*** Opening Extracted information ***
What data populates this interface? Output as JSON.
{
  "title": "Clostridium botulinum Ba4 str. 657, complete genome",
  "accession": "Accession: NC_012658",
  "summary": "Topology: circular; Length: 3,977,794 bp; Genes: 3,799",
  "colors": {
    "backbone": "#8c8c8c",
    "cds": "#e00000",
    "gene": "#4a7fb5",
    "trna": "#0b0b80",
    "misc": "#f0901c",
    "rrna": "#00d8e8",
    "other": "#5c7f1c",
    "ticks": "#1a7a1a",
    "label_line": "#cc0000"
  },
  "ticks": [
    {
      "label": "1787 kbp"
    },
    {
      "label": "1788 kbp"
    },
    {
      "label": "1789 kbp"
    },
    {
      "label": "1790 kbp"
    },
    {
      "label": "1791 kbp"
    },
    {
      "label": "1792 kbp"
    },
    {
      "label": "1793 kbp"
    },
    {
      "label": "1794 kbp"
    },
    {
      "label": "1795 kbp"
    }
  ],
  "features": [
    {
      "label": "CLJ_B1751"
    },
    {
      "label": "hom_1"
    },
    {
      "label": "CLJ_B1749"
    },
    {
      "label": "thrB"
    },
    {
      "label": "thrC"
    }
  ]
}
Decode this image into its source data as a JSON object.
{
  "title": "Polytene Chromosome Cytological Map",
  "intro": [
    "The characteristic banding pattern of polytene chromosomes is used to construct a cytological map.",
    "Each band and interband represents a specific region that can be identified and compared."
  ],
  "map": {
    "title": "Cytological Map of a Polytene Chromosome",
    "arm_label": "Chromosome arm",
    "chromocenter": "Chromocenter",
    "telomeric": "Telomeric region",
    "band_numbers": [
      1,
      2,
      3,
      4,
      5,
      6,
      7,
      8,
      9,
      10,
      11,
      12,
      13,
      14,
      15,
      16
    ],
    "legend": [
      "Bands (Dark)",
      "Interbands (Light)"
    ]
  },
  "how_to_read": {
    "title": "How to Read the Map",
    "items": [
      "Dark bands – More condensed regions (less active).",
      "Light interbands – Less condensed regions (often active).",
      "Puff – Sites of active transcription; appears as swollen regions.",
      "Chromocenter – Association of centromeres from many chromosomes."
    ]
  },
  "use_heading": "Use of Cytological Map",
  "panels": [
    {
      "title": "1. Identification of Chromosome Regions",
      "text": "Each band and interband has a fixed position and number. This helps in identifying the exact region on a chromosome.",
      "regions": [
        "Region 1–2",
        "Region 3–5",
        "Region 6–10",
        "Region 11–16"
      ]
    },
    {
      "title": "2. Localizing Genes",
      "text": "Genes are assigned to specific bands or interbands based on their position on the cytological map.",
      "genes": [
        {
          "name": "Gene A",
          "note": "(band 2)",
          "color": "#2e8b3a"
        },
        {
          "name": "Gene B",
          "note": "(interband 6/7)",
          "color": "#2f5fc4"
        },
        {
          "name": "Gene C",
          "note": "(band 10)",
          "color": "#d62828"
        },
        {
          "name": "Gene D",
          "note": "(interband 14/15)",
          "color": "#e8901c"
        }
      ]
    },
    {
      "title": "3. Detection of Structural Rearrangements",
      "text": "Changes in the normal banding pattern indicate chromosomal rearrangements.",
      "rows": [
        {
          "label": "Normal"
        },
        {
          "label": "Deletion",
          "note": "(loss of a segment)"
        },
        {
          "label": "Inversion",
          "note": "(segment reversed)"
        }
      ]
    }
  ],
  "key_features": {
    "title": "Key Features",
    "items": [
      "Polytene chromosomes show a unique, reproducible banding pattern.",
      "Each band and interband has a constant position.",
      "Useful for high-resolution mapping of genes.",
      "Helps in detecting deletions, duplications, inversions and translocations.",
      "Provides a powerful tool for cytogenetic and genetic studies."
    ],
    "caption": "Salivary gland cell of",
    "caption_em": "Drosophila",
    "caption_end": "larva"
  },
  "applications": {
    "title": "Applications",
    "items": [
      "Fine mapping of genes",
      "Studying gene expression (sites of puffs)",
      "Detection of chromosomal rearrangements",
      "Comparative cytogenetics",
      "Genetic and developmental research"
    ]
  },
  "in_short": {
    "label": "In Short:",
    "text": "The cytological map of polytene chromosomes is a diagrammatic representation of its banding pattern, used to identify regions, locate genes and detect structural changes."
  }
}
*** Closing Extracted information ***
* **Description of the task**
The records above should all be quoted exactly, please.

* **Result of this exercise**
What data populates this interface? Output as JSON.
{
  "title": "Clostridium botulinum Ba4 str. 657, complete genome",
  "accession": "Accession: NC_012658",
  "summary": "Topology: circular; Length: 3,977,794 bp; Genes: 3,799",
  "colors": {
    "backbone": "#8c8c8c",
    "cds": "#e00000",
    "gene": "#4a7fb5",
    "trna": "#0b0b80",
    "misc": "#f0901c",
    "rrna": "#00d8e8",
    "other": "#5c7f1c",
    "ticks": "#1a7a1a",
    "label_line": "#cc0000"
  },
  "ticks": [
    {
      "label": "1787 kbp"
    },
    {
      "label": "1788 kbp"
    },
    {
      "label": "1789 kbp"
    },
    {
      "label": "1790 kbp"
    },
    {
      "label": "1791 kbp"
    },
    {
      "label": "1792 kbp"
    },
    {
      "label": "1793 kbp"
    },
    {
      "label": "1794 kbp"
    },
    {
      "label": "1795 kbp"
    }
  ],
  "features": [
    {
      "label": "CLJ_B1751"
    },
    {
      "label": "hom_1"
    },
    {
      "label": "CLJ_B1749"
    },
    {
      "label": "thrB"
    },
    {
      "label": "thrC"
    }
  ]
}
Decode this image into its source data as a JSON object.
{
  "title": "Polytene Chromosome Cytological Map",
  "intro": [
    "The characteristic banding pattern of polytene chromosomes is used to construct a cytological map.",
    "Each band and interband represents a specific region that can be identified and compared."
  ],
  "map": {
    "title": "Cytological Map of a Polytene Chromosome",
    "arm_label": "Chromosome arm",
    "chromocenter": "Chromocenter",
    "telomeric": "Telomeric region",
    "band_numbers": [
      1,
      2,
      3,
      4,
      5,
      6,
      7,
      8,
      9,
      10,
      11,
      12,
      13,
      14,
      15,
      16
    ],
    "legend": [
      "Bands (Dark)",
      "Interbands (Light)"
    ]
  },
  "how_to_read": {
    "title": "How to Read the Map",
    "items": [
      "Dark bands – More condensed regions (less active).",
      "Light interbands – Less condensed regions (often active).",
      "Puff – Sites of active transcription; appears as swollen regions.",
      "Chromocenter – Association of centromeres from many chromosomes."
    ]
  },
  "use_heading": "Use of Cytological Map",
  "panels": [
    {
      "title": "1. Identification of Chromosome Regions",
      "text": "Each band and interband has a fixed position and number. This helps in identifying the exact region on a chromosome.",
      "regions": [
        "Region 1–2",
        "Region 3–5",
        "Region 6–10",
        "Region 11–16"
      ]
    },
    {
      "title": "2. Localizing Genes",
      "text": "Genes are assigned to specific bands or interbands based on their position on the cytological map.",
      "genes": [
        {
          "name": "Gene A",
          "note": "(band 2)",
          "color": "#2e8b3a"
        },
        {
          "name": "Gene B",
          "note": "(interband 6/7)",
          "color": "#2f5fc4"
        },
        {
          "name": "Gene C",
          "note": "(band 10)",
          "color": "#d62828"
        },
        {
          "name": "Gene D",
          "note": "(interband 14/15)",
          "color": "#e8901c"
        }
      ]
    },
    {
      "title": "3. Detection of Structural Rearrangements",
      "text": "Changes in the normal banding pattern indicate chromosomal rearrangements.",
      "rows": [
        {
          "label": "Normal"
        },
        {
          "label": "Deletion",
          "note": "(loss of a segment)"
        },
        {
          "label": "Inversion",
          "note": "(segment reversed)"
        }
      ]
    }
  ],
  "key_features": {
    "title": "Key Features",
    "items": [
      "Polytene chromosomes show a unique, reproducible banding pattern.",
      "Each band and interband has a constant position.",
      "Useful for high-resolution mapping of genes.",
      "Helps in detecting deletions, duplications, inversions and translocations.",
      "Provides a powerful tool for cytogenetic and genetic studies."
    ],
    "caption": "Salivary gland cell of",
    "caption_em": "Drosophila",
    "caption_end": "larva"
  },
  "applications": {
    "title": "Applications",
    "items": [
      "Fine mapping of genes",
      "Studying gene expression (sites of puffs)",
      "Detection of chromosomal rearrangements",
      "Comparative cytogenetics",
      "Genetic and developmental research"
    ]
  },
  "in_short": {
    "label": "In Short:",
    "text": "The cytological map of polytene chromosomes is a diagrammatic representation of its banding pattern, used to identify regions, locate genes and detect structural changes."
  }
}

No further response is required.